Find the number of lines in these records where the word "content" appears. Reply with that number and nothing more.

-- DATASET RECORDS start --

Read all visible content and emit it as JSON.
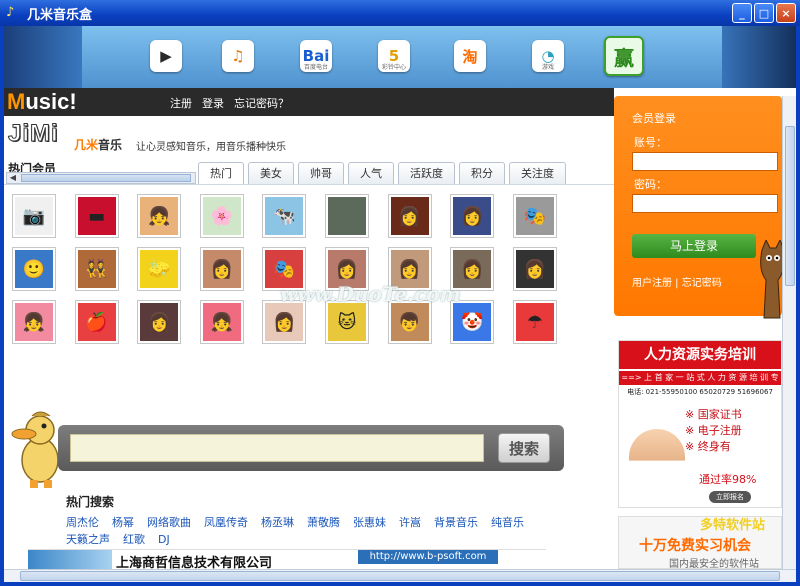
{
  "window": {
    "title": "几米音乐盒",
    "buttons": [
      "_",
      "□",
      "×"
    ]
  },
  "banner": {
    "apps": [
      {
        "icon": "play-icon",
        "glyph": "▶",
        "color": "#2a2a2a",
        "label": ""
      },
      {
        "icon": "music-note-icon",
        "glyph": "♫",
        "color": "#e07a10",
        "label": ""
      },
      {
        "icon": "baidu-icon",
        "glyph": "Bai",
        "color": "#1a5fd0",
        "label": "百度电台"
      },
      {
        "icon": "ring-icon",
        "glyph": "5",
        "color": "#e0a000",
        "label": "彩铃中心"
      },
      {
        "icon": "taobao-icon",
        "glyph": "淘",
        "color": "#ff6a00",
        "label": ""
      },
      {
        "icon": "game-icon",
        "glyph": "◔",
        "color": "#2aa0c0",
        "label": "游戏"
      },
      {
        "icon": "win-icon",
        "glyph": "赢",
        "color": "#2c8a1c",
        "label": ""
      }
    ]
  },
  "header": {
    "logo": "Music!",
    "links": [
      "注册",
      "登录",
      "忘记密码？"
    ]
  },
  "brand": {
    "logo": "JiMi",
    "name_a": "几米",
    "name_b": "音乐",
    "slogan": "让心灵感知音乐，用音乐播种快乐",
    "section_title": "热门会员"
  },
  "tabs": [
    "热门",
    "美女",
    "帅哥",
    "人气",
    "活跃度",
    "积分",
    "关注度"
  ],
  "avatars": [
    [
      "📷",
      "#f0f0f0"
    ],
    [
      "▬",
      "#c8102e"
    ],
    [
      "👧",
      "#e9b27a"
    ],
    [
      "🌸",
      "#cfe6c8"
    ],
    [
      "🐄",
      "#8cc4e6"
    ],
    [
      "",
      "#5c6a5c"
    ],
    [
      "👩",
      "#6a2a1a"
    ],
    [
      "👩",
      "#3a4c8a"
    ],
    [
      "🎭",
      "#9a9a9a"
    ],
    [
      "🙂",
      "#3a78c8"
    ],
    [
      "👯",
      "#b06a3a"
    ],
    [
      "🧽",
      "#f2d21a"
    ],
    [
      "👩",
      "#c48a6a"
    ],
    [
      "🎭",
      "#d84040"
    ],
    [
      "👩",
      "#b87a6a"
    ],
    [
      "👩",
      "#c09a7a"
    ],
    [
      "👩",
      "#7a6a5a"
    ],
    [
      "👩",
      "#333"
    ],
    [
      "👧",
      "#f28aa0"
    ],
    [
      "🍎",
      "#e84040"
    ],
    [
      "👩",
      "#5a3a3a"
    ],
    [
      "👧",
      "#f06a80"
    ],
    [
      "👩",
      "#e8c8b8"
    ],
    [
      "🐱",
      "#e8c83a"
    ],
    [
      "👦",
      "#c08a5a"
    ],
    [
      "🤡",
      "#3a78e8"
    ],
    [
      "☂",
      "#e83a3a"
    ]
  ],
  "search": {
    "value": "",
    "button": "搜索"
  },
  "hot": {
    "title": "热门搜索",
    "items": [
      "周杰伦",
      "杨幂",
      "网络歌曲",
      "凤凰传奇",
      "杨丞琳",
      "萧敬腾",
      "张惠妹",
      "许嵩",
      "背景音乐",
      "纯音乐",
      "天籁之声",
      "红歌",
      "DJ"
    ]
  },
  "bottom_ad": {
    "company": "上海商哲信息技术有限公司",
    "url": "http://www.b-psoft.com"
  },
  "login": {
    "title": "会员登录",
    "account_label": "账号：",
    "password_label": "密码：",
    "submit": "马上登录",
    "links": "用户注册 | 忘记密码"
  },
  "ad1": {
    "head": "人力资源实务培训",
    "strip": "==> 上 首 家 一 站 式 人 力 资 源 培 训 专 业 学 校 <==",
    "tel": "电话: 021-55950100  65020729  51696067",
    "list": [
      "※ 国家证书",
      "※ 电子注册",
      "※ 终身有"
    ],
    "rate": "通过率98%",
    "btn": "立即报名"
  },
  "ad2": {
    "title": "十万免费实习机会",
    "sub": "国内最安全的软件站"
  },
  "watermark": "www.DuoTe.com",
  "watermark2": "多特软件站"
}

-- DATASET RECORDS end --
-- DATASET RECORDS start --

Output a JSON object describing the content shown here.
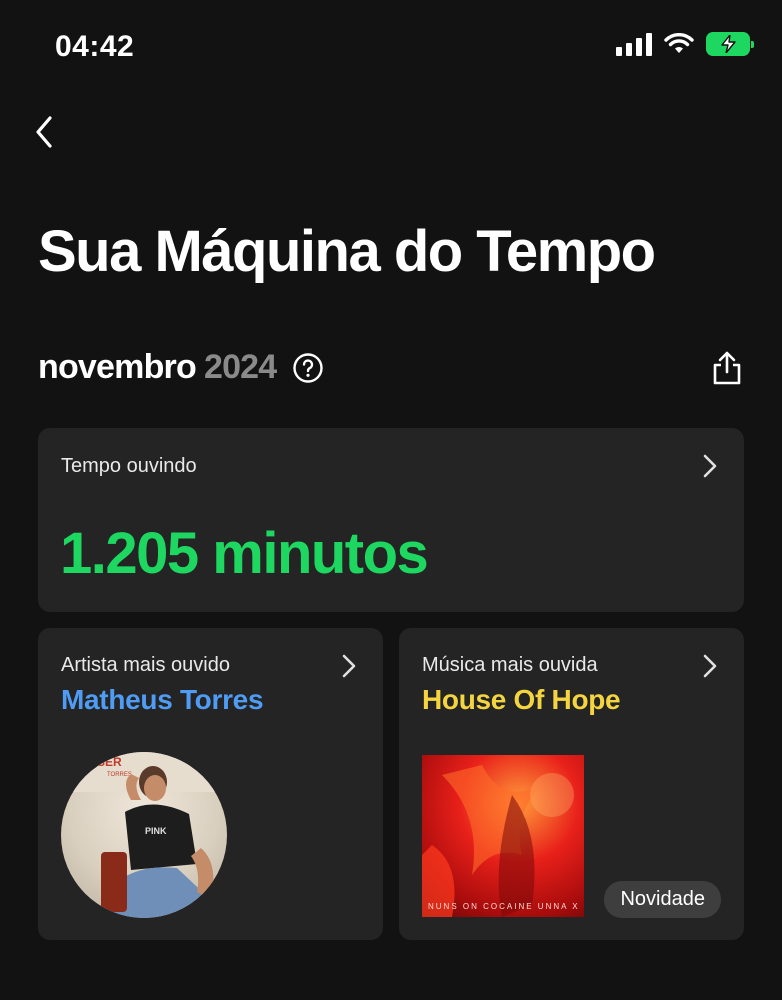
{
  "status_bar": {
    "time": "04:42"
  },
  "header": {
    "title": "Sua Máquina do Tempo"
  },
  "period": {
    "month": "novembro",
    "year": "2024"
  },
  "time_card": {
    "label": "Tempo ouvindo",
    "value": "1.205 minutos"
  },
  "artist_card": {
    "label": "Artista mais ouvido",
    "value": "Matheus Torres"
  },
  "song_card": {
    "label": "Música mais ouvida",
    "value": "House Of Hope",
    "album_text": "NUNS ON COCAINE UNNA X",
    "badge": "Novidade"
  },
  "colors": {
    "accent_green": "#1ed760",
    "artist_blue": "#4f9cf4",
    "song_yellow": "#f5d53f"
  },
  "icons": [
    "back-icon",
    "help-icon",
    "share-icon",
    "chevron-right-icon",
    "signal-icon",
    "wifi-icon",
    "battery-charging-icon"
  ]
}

-- DATASET RECORDS end --

> [RESULT OF THIS EXERCISE] 2